_INSTRUCTION_
Search the records below for the word "estrutura" and show every line where it occurs.

================================

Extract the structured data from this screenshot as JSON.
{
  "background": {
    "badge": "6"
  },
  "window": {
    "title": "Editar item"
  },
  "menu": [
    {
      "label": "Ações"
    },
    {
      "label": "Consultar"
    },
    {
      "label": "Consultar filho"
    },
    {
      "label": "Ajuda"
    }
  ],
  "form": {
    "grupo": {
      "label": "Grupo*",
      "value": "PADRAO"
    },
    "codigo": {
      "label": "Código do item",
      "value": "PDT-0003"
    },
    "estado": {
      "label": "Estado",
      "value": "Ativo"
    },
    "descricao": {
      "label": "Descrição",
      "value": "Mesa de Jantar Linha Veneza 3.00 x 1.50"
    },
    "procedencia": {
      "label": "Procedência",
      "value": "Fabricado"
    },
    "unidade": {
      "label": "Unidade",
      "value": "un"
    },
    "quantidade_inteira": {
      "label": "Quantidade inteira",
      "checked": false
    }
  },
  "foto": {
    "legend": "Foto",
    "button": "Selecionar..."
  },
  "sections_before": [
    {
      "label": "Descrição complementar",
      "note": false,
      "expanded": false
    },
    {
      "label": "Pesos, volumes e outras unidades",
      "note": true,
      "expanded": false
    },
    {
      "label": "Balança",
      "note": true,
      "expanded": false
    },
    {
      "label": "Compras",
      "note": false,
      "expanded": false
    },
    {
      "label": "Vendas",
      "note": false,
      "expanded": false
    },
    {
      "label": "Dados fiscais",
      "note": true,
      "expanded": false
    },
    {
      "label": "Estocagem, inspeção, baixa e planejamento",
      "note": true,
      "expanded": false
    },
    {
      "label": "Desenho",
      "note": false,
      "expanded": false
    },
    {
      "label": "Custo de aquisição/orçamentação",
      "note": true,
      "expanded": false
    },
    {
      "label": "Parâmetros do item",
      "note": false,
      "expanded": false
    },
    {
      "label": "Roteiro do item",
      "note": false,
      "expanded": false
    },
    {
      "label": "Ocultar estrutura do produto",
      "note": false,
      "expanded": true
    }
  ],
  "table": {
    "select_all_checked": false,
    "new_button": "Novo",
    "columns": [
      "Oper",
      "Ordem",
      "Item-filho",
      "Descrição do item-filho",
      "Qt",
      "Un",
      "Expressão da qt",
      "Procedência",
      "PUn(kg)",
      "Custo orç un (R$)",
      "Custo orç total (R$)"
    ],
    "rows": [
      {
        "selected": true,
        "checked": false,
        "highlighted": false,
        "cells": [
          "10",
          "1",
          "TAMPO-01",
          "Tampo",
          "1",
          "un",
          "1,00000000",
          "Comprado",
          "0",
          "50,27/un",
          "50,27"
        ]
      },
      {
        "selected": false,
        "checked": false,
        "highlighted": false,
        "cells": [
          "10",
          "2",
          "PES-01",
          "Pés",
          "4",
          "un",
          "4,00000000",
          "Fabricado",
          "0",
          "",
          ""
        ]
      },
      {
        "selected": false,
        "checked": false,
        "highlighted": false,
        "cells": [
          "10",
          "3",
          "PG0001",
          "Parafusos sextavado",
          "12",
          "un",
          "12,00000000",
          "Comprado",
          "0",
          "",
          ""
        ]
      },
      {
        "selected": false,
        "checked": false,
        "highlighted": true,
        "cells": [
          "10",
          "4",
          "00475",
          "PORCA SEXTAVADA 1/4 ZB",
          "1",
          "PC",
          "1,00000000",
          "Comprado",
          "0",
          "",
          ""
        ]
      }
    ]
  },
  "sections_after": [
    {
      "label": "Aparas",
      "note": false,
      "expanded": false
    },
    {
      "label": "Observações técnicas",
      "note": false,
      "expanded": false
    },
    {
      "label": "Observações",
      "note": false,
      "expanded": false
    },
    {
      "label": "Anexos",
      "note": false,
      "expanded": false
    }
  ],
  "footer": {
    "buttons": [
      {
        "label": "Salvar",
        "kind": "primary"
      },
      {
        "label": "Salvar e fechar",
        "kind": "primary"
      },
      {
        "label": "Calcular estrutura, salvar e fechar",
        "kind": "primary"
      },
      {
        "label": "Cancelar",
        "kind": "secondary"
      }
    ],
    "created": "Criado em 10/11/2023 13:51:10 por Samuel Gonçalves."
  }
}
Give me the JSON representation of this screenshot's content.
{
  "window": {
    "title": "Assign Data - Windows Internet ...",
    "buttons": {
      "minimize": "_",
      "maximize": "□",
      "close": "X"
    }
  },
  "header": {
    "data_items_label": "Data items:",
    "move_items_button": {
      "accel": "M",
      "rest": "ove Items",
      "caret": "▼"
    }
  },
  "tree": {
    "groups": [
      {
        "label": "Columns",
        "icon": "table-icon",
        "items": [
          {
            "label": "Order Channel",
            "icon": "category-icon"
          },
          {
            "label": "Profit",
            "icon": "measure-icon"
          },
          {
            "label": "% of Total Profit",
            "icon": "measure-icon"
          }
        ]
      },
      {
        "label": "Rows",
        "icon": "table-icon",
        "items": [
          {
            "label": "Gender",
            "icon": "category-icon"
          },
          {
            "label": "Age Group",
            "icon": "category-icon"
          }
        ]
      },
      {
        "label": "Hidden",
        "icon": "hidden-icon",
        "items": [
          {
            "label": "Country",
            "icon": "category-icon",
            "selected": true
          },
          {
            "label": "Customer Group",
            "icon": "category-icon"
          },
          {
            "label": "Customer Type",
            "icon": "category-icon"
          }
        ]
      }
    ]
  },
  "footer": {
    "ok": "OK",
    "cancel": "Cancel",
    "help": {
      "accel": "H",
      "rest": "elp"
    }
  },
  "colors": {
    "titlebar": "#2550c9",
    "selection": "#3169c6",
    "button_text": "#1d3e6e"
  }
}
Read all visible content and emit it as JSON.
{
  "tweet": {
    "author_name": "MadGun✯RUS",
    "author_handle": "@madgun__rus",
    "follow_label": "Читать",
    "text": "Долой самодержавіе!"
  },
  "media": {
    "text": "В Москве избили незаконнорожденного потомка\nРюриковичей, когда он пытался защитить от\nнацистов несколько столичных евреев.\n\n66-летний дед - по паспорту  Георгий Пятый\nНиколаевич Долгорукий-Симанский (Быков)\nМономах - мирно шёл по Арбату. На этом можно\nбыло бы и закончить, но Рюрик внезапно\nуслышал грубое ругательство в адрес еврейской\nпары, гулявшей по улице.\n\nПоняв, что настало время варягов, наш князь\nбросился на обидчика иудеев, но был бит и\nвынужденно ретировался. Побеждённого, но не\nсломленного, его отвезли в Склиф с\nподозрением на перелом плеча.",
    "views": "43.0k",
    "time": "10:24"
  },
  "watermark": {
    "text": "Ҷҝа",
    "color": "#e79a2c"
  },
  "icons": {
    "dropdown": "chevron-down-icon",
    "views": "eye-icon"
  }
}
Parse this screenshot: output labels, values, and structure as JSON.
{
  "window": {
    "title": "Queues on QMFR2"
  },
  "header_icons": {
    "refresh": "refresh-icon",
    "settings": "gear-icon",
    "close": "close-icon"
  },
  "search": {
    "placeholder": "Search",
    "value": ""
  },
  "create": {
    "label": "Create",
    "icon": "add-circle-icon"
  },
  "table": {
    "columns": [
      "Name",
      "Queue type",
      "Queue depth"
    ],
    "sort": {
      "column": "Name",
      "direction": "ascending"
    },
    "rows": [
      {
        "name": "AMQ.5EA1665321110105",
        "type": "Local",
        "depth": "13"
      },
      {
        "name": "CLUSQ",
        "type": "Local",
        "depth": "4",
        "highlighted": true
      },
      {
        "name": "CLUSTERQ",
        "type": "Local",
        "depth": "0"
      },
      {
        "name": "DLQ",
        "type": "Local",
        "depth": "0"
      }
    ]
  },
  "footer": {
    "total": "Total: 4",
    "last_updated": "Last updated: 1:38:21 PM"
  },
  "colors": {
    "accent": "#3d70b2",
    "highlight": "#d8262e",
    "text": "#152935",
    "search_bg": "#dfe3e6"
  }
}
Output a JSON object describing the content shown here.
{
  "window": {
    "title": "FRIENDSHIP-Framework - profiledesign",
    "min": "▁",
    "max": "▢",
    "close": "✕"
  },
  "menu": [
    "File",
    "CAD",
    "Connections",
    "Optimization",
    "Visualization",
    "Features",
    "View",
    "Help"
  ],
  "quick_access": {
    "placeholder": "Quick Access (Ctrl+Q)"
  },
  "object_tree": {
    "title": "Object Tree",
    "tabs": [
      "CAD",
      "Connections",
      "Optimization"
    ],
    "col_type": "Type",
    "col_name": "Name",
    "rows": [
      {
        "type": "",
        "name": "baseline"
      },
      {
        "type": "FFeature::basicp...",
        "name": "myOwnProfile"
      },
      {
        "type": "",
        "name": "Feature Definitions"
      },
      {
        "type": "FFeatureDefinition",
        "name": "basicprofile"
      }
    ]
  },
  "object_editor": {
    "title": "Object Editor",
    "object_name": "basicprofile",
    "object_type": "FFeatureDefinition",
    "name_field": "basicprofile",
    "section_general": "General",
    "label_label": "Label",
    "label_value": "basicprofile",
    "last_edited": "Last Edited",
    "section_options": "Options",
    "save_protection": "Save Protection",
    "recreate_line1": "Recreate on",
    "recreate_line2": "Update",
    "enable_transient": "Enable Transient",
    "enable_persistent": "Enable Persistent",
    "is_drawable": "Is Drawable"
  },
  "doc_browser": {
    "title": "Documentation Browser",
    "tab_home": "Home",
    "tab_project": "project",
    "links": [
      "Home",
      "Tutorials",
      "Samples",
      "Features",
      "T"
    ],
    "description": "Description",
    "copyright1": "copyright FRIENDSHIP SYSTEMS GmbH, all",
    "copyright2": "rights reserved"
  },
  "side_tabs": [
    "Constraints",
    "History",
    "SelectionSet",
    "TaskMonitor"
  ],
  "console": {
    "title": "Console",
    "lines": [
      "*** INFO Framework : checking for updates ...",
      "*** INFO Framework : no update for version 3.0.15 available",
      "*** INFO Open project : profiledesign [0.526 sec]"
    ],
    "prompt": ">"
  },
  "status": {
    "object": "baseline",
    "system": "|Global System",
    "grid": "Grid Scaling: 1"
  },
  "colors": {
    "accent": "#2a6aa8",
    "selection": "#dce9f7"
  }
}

================================

_TASK SOLUTION_
      "label": "Ocultar estrutura do produto",
        "label": "Calcular estrutura, salvar e fechar",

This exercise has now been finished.